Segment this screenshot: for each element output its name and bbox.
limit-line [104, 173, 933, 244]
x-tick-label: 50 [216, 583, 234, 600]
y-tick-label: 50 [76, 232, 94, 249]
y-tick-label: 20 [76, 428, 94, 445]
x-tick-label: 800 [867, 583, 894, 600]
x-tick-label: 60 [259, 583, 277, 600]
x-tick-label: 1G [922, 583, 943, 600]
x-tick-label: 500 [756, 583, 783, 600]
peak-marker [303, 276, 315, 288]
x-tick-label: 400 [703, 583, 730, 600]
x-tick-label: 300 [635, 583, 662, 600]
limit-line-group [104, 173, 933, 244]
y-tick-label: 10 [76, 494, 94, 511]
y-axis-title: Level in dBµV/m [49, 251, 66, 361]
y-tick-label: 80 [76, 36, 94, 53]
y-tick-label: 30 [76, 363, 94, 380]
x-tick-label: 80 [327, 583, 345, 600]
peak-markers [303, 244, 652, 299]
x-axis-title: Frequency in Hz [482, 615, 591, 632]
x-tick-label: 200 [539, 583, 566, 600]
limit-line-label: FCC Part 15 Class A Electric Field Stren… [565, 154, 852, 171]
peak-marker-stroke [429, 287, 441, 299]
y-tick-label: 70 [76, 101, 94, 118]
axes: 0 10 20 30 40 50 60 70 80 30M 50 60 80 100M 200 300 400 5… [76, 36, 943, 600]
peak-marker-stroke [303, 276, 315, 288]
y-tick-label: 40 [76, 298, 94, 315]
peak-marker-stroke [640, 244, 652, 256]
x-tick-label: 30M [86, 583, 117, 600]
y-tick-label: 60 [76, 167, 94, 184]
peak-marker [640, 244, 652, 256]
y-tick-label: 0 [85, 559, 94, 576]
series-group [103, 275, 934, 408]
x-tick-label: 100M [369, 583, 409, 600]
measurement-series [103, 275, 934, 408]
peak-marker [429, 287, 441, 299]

* [WRITTEN REQUEST] Output the entries above verbatim, from their first line through the line containing "x-tick-label: 500 [756, 583, 783, 600]", inclusive.

* [SOLUTION]
Segment this screenshot: for each element output its name and bbox.
limit-line [104, 173, 933, 244]
x-tick-label: 50 [216, 583, 234, 600]
y-tick-label: 50 [76, 232, 94, 249]
y-tick-label: 20 [76, 428, 94, 445]
x-tick-label: 800 [867, 583, 894, 600]
x-tick-label: 60 [259, 583, 277, 600]
x-tick-label: 1G [922, 583, 943, 600]
x-tick-label: 500 [756, 583, 783, 600]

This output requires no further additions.